Explore the material:
1 > In the script shown in the text on clock speed and fan control, list every temperature threshold value that appears in an if or elif condition.
2 > Reproduce everything in the text on clock speed and fan control from "With the ASRock" down to "were picked up.".

Text for analysis:
-----

The values written there correspond to the maximum GPU clock speed. 1250
happens
to be the max clock speed (in MHz) and at that speed the GPU is using a lot of
power. 650
is the speed at which the integrated GPU is running most
efficiently. 350
is the lowest speed, and you will notice it due to the
performance being extra crappy.
With the CPU, I chose to just turn the turbo boost on or off. With turbo boost off, the CPU will top out at 2.7 GHz and around 22 watts of power usage. With turbo boost, the CPU can run anywhere between 3.4-3.7 GHz, depending on the number of cores under load. You’ll likely notice much higher CPU temperatures and power usage climbing to around 35 watts. Fast at short and bursty workloads, and yet efficient and relatively cool at sustained loads.
And at the very end, you have a simple sleep
statement. I’ve set it to half a
second, but feel free to set it as you see fit. Higher intervals might not be
that good of an idea because the script may not be able to respond quickly enough
to changing thermals, just keep that in mind.
ASRock DeskMini X300
Although I’ve opted for a more experimental setup with my home server and the ASRock DeskMini X300 is no longer running as one, I think it’s still worthwhile to share how I configured the fan control logic on this machine.
With the ASRock DeskMini X300, my goal was simple: let it run as quietly as reasonably possible without losing too much performance.
This machine was running 24/7 as a server and has a powerful 8-core AMD Ryzen 7 5700G CPU in it. One thing this script is heavily relying on is the fact that Ryzen CPU-s have well-engineered boosting logic in them, meaning that they’re already designed to run at the highest speed possible and only limit their speed if they hit power or thermal limits.
One thing you may need to do first is installing lm-sensors
and running
sudo sensors-detect
. By default the CPU fan speed controls were not properly
exposed, but after running sensors-detect
and saying yes at every prompt,
they were picked up.
The script looks like this:
#!/bin/bash
set -e
# /sys/devices/platform/nct6775.656/hwmon/hwmon3
echo 1 >/sys/devices/platform/nct6775.656/hwmon/hwmon3/pwm2_enable
while true; do
temp=$(cat /sys/class/hwmon/hwmon4/temp1_input)
if ((temp > 94000)); then
echo 170 >/sys/devices/platform/nct6775.656/hwmon/hwmon3/pwm2
elif ((temp > 90000)); then
echo 140 >/sys/devices/platform/nct6775.656/hwmon/hwmon3/pwm2
elif ((temp > 70000)); then
echo 120 >/sys/devices/platform/nct6775.656/hwmon/hwmon3/pwm2
elif ((temp > 40000)); then
echo 30 >/sys/devices/platform/nct6775.656/hwmon/hwmon3/pwm2
else
echo 0 >/sys/devices/platform/nct6775.656/hwmon/hwmon3/pwm2
fi
sleep 5
done
The hwmon
values and which fan you’re controlling is likely different on your
own PC. Take a look at the paths found in the script and poke around while also
physically looking at your PC. Try enabling PWM control by writing to pwm*_enable
handles and then setting the fan speed. As a result of your poking, you should
see the CPU fan change its speed. If it doesn’t, try another value.

-----

Bounding box prediction data:
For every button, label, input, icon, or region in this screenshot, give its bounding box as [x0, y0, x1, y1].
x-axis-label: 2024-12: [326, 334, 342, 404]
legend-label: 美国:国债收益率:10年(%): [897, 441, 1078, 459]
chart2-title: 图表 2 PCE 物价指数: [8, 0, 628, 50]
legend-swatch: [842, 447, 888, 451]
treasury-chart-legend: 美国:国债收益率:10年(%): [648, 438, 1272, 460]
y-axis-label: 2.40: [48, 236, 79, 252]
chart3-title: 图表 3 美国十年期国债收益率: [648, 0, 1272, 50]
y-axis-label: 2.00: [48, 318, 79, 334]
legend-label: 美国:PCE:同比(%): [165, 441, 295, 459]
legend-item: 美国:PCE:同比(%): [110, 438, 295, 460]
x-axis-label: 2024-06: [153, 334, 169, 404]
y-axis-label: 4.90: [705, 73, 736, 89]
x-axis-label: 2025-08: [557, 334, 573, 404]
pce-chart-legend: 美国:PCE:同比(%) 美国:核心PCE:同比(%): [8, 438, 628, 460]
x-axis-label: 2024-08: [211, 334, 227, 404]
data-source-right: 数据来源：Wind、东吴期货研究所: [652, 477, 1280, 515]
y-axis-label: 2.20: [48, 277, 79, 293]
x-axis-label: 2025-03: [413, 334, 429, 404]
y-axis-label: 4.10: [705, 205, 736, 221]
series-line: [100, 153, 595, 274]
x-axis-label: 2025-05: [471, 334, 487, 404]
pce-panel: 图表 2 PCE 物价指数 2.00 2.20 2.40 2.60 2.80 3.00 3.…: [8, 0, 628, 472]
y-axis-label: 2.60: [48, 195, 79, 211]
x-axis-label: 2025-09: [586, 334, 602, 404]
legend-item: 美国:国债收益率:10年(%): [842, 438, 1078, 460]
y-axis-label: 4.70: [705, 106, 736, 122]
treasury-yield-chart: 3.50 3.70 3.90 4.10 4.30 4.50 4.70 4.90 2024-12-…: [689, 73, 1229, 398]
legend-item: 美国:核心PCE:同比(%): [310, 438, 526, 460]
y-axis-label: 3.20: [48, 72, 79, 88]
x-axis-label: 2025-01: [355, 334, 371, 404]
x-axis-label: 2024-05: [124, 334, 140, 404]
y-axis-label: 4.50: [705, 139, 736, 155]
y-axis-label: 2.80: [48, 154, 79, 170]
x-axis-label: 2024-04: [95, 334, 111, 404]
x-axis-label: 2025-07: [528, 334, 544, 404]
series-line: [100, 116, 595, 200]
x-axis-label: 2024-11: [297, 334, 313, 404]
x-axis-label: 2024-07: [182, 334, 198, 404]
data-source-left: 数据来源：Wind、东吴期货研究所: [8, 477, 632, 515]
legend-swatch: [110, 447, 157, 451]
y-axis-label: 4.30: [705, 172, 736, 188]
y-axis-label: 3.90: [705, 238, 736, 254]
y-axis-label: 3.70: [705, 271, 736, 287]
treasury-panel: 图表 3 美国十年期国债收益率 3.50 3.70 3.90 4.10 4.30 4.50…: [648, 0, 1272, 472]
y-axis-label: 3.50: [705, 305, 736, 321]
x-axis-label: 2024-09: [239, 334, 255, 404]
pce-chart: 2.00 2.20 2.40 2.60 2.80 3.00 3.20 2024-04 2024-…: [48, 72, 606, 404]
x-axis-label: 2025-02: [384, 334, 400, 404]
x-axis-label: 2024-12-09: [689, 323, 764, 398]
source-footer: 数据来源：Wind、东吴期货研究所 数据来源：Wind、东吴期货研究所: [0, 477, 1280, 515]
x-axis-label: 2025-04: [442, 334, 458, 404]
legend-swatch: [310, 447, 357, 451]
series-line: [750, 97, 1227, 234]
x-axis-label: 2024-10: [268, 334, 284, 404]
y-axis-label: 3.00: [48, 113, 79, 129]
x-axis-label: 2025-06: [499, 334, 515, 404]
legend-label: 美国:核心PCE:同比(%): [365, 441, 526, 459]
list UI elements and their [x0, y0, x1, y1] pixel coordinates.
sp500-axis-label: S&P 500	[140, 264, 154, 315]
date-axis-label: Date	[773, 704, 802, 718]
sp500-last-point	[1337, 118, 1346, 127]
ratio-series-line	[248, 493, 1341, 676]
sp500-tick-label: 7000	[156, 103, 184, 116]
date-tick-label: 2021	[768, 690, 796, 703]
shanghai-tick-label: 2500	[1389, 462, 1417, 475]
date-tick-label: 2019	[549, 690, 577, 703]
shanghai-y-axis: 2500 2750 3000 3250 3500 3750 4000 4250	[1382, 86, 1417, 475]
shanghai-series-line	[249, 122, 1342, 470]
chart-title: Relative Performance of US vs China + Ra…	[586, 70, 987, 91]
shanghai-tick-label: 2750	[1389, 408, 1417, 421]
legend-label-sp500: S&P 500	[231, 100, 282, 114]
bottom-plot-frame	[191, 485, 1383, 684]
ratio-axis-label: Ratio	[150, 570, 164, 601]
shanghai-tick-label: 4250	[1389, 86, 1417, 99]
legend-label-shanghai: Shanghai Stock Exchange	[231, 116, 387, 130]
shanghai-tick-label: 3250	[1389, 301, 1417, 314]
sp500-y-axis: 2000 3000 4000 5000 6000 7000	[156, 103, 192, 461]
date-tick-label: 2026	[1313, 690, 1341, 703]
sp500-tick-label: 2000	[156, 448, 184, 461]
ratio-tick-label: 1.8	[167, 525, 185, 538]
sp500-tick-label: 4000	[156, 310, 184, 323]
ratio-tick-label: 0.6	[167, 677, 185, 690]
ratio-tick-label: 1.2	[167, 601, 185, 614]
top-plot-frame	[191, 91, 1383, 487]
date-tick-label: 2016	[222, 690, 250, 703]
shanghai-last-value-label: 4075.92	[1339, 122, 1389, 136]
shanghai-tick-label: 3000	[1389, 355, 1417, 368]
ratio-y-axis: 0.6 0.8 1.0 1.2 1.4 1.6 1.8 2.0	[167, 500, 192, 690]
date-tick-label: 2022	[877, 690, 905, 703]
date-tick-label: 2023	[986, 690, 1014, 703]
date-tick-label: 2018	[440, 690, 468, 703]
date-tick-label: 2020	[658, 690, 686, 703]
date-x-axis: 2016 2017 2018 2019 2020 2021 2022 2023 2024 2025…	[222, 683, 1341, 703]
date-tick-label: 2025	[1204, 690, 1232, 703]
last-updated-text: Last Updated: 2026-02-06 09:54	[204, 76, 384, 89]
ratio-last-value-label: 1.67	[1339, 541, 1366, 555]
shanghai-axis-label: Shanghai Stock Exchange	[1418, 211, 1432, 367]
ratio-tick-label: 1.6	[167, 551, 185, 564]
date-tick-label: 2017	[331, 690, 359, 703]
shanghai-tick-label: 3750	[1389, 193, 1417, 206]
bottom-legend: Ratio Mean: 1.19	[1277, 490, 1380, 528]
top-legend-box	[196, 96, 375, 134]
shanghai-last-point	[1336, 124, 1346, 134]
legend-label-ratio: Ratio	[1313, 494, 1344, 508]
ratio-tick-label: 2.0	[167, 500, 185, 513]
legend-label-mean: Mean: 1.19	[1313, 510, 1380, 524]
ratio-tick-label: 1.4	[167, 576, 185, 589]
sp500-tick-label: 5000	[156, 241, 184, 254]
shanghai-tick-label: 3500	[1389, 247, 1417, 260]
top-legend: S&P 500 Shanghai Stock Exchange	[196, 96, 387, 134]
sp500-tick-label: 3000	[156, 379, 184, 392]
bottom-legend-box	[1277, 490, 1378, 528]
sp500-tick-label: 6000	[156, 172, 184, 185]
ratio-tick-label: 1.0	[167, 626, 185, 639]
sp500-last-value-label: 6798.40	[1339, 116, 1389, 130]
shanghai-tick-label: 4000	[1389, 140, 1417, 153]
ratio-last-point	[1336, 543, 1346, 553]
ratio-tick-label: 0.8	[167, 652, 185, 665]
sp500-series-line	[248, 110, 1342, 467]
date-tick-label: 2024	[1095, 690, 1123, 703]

-----

Responses:
1 > 94000, 90000, 70000, 40000

2 >
With the ASRock DeskMini X300, my goal was simple: let it run as quietly as reasonably possible without losing too much performance.
This machine was running 24/7 as a server and has a powerful 8-core AMD Ryzen 7 5700G CPU in it. One thing this script is heavily relying on is the fact that Ryzen CPU-s have well-engineered boosting logic in them, meaning that they’re already designed to run at the highest speed possible and only limit their speed if they hit power or thermal limits.
One thing you may need to do first is installing lm-sensors
and running
sudo sensors-detect
. By default the CPU fan speed controls were not properly
exposed, but after running sensors-detect
and saying yes at every prompt,
they were picked up.